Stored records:
>> BEGIN

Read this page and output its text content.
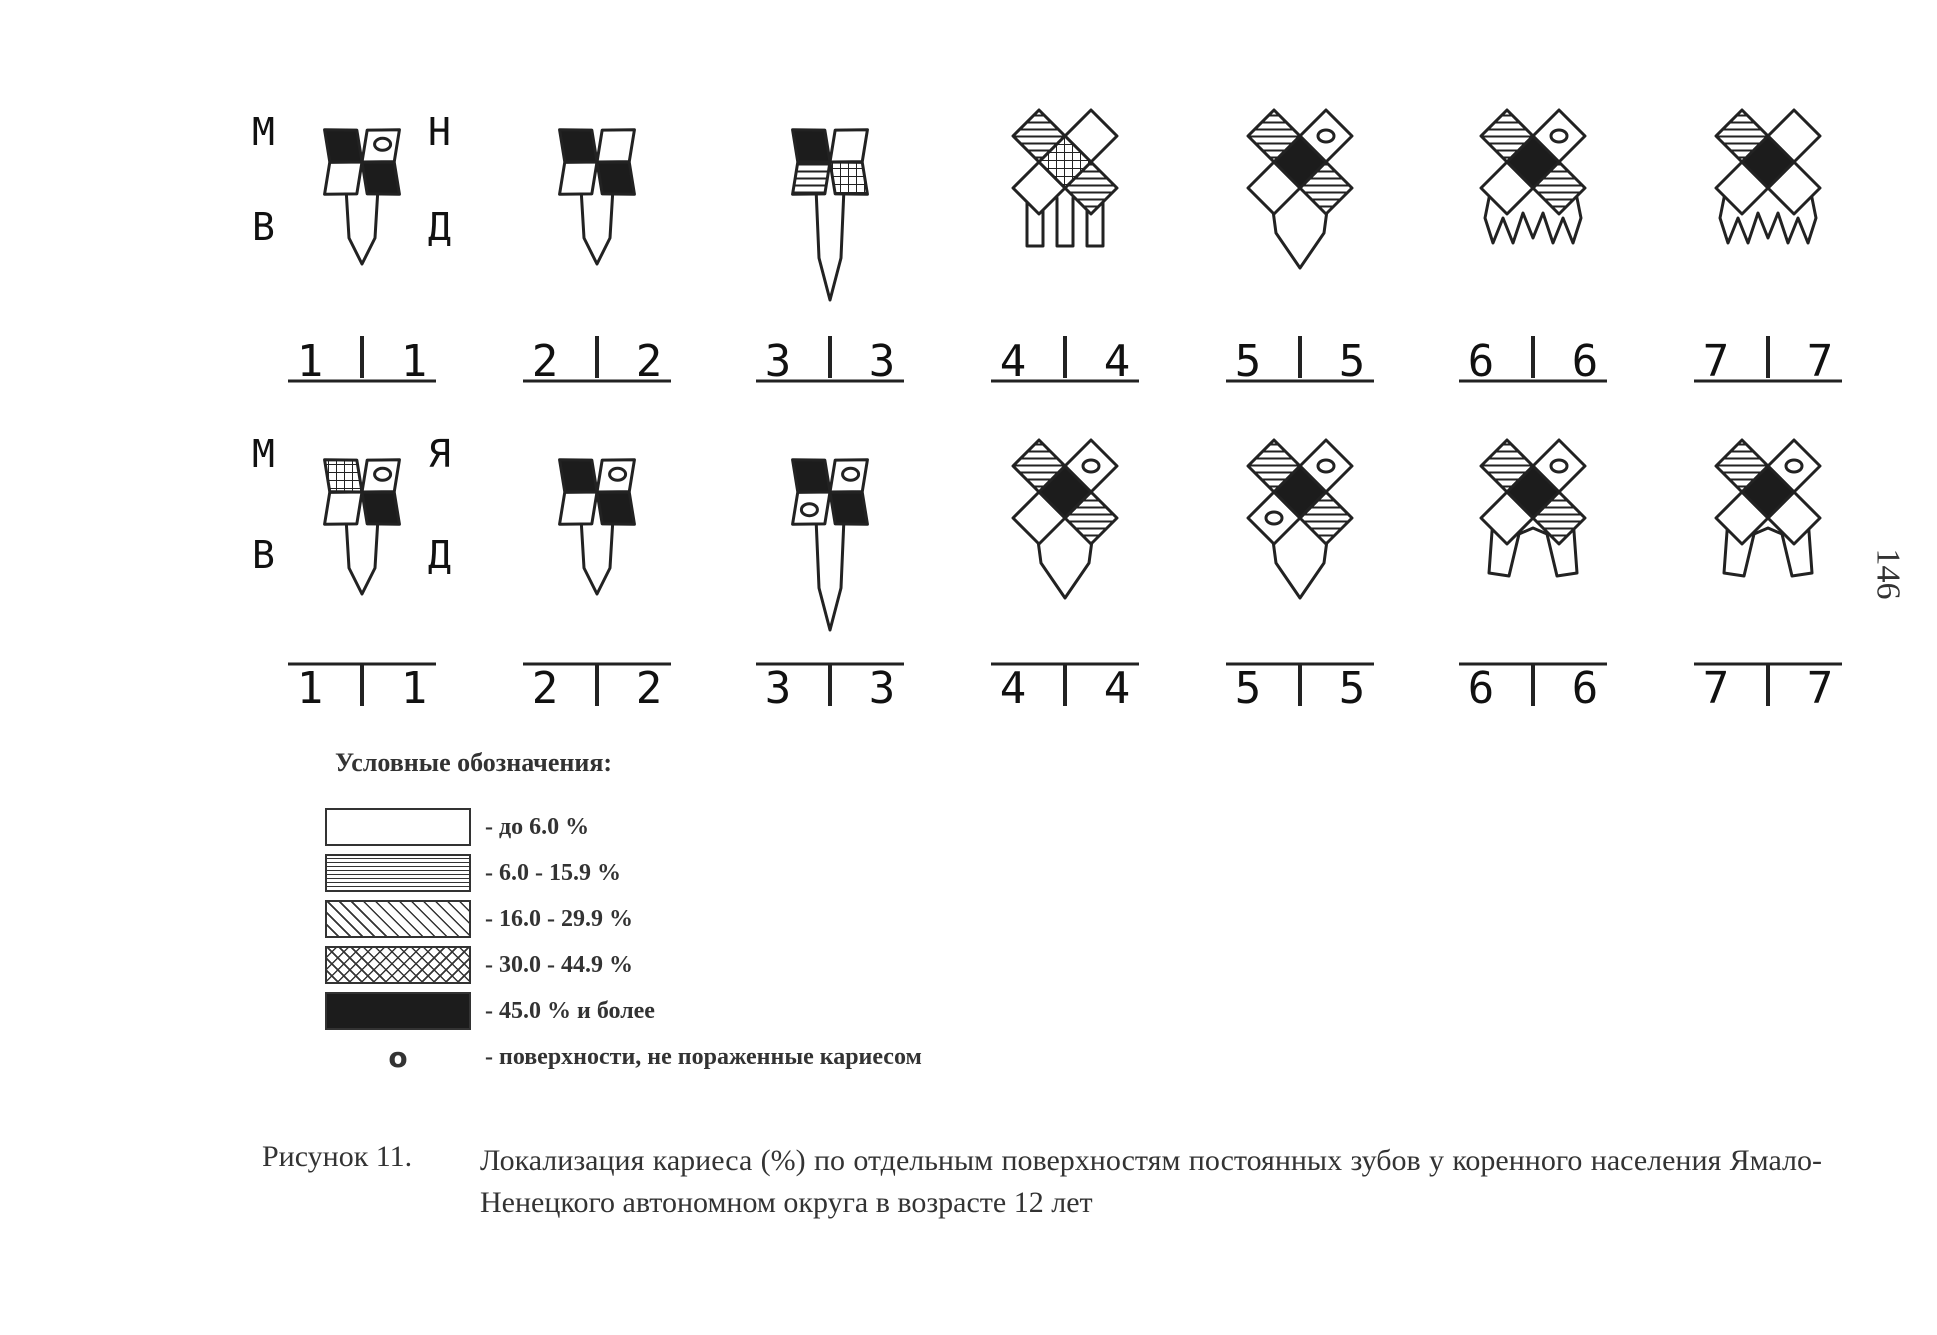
М	Н
В	Д
М	Я
В	Д
1 1 2 2 3 3 4 4 5 5 6 6 7 7
1 1 2 2 3 3 4 4 5 5 6 6 7 7
Условные обозначения:
- до 6.0 %
- 6.0 - 15.9 %
- 16.0 - 29.9 %
- 30.0 - 44.9 %
- 45.0 % и более
o	- поверхности, не пораженные кариесом
Рисунок 11. Локализация кариеса (%) по отдельным поверхностям постоянных зубов у коренного населения Ямало-Ненецкого автономном округа в возрасте 12 лет
146
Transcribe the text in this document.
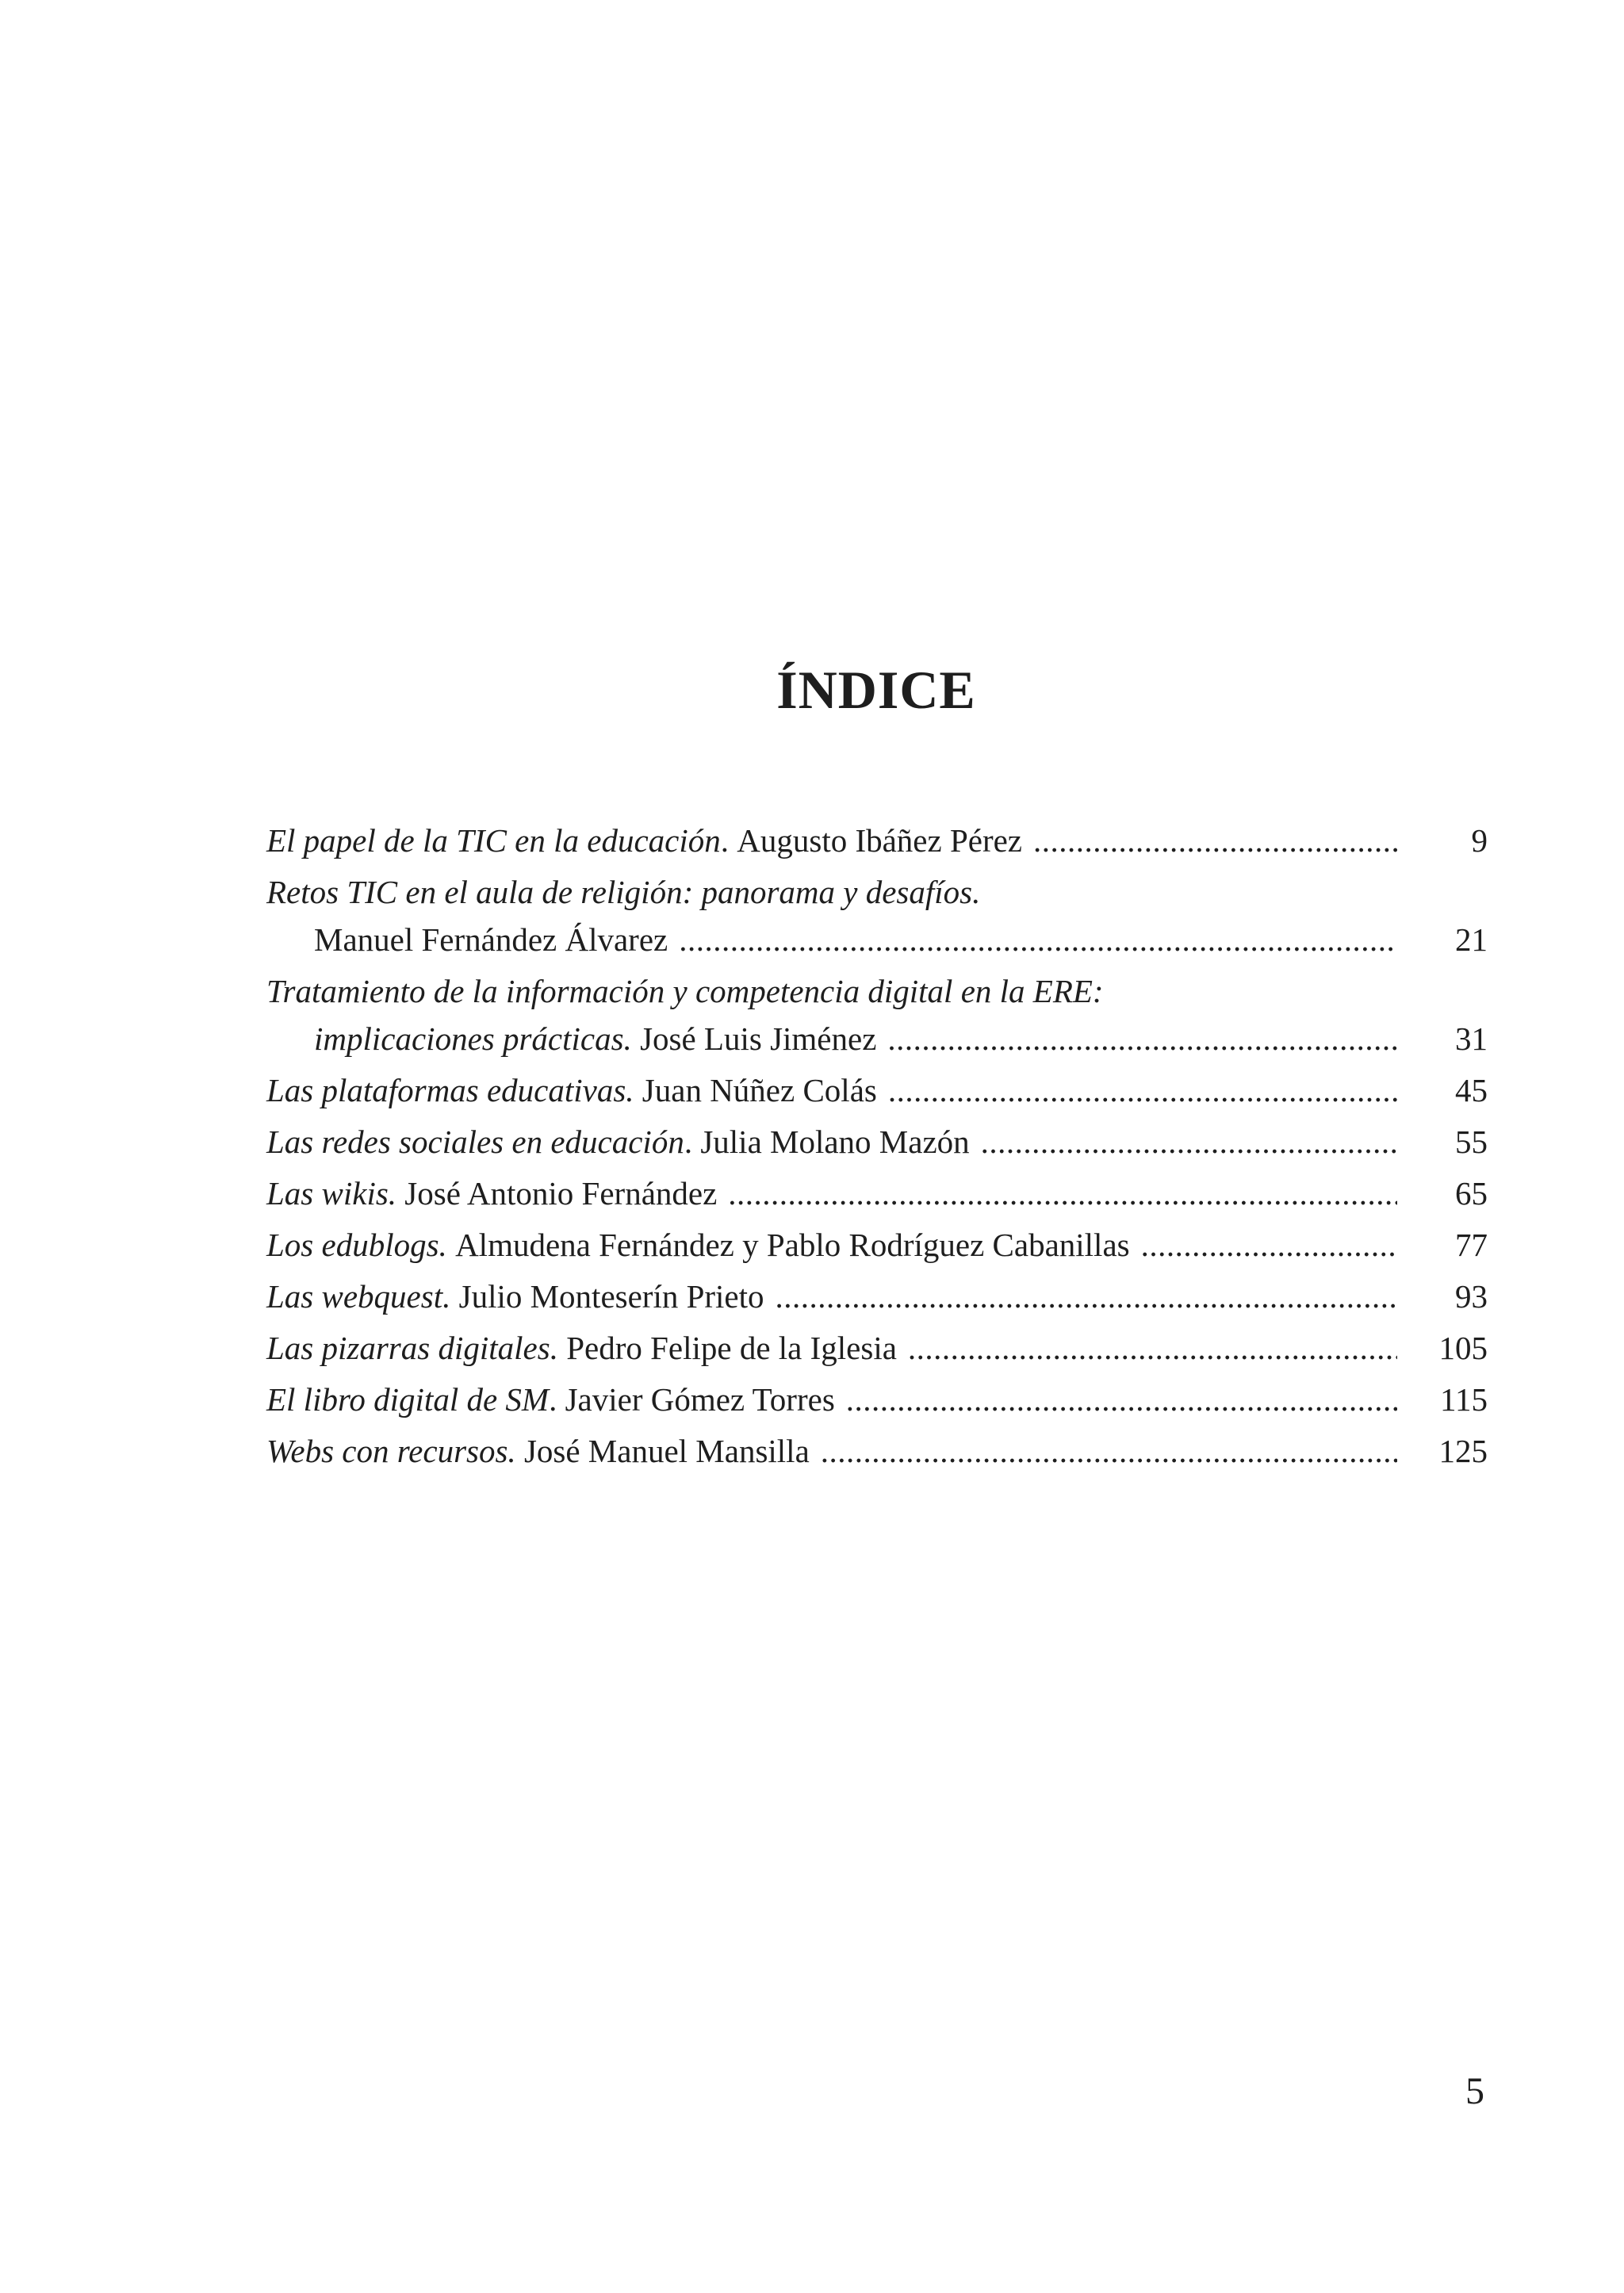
ÍNDICE
El papel de la TIC en la educación . Augusto Ibáñez Pérez .....	9
Retos TIC en el aula de religión: panorama y desafíos.
Manuel Fernández Álvarez .....	21
Tratamiento de la información y competencia digital en la ERE:
implicaciones prácticas.
José Luis Jiménez .....	31
Las plataformas educativas.
Juan Núñez Colás .....	45
Las redes sociales en educación . Julia Molano Mazón .....	55
Las wikis.
José Antonio Fernández .....	65
Los edublogs.
Almudena Fernández y Pablo Rodríguez Cabanillas .....	77
Las webquest.
Julio Monteserín Prieto .....	93
Las pizarras digitales.
Pedro Felipe de la Iglesia .....	105
El libro digital de SM . Javier Gómez Torres .....	115
Webs con recursos.
José Manuel Mansilla .....	125
5
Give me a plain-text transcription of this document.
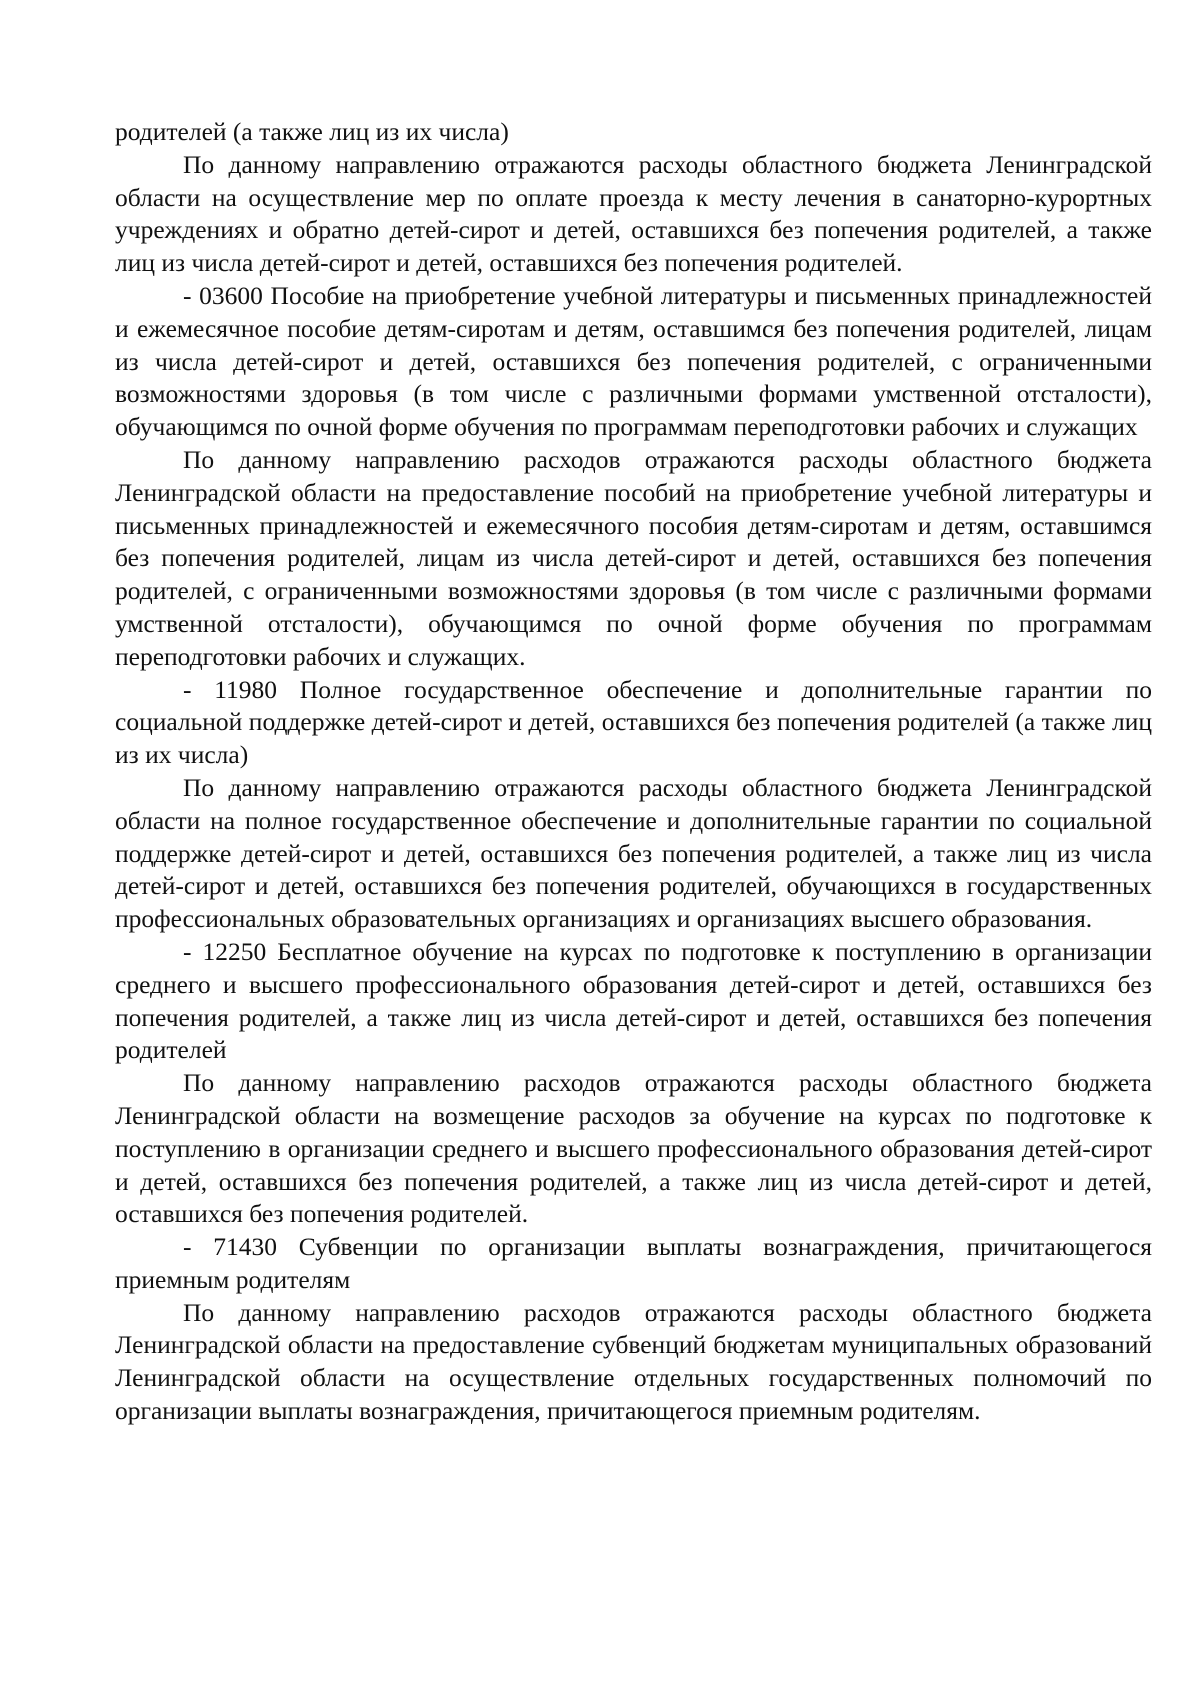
родителей (а также лиц из их числа)

По данному направлению отражаются расходы областного бюджета Ленинградской области на осуществление мер по оплате проезда к месту лечения в санаторно-курортных учреждениях и обратно детей-сирот и детей, оставшихся без попечения родителей, а также лиц из числа детей-сирот и детей, оставшихся без попечения родителей.

- 03600 Пособие на приобретение учебной литературы и письменных принадлежностей и ежемесячное пособие детям-сиротам и детям, оставшимся без попечения родителей, лицам из числа детей-сирот и детей, оставшихся без попечения родителей, с ограниченными возможностями здоровья (в том числе с различными формами умственной отсталости), обучающимся по очной форме обучения по программам переподготовки рабочих и служащих

По данному направлению расходов отражаются расходы областного бюджета Ленинградской области на предоставление пособий на приобретение учебной литературы и письменных принадлежностей и ежемесячного пособия детям-сиротам и детям, оставшимся без попечения родителей, лицам из числа детей-сирот и детей, оставшихся без попечения родителей, с ограниченными возможностями здоровья (в том числе с различными формами умственной отсталости), обучающимся по очной форме обучения по программам переподготовки рабочих и служащих.

- 11980 Полное государственное обеспечение и дополнительные гарантии по социальной поддержке детей-сирот и детей, оставшихся без попечения родителей (а также лиц из их числа)

По данному направлению отражаются расходы областного бюджета Ленинградской области на полное государственное обеспечение и дополнительные гарантии по социальной поддержке детей-сирот и детей, оставшихся без попечения родителей, а также лиц из числа детей-сирот и детей, оставшихся без попечения родителей, обучающихся в государственных профессиональных образовательных организациях и организациях высшего образования.

- 12250 Бесплатное обучение на курсах по подготовке к поступлению в организации среднего и высшего профессионального образования детей-сирот и детей, оставшихся без попечения родителей, а также лиц из числа детей-сирот и детей, оставшихся без попечения родителей

По данному направлению расходов отражаются расходы областного бюджета Ленинградской области на возмещение расходов за обучение на курсах по подготовке к поступлению в организации среднего и высшего профессионального образования детей-сирот и детей, оставшихся без попечения родителей, а также лиц из числа детей-сирот и детей, оставшихся без попечения родителей.

- 71430 Субвенции по организации выплаты вознаграждения, причитающегося приемным родителям

По данному направлению расходов отражаются расходы областного бюджета Ленинградской области на предоставление субвенций бюджетам муниципальных образований Ленинградской области на осуществление отдельных государственных полномочий по организации выплаты вознаграждения, причитающегося приемным родителям.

>> END

Stated goal:
Pick out and copy the lines of the entries that hold the string "социальной".

Worked answer:
- 11980 Полное государственное обеспечение и дополнительные гарантии по социальной поддержке детей-сирот и детей, оставшихся без попечения родителей (а также лиц из их числа)
По данному направлению отражаются расходы областного бюджета Ленинградской области на полное государственное обеспечение и дополнительные гарантии по социальной поддержке детей-сирот и детей, оставшихся без попечения родителей, а также лиц из числа детей-сирот и детей, оставшихся без попечения родителей, обучающихся в государственных профессиональных образовательных организациях и организациях высшего образования.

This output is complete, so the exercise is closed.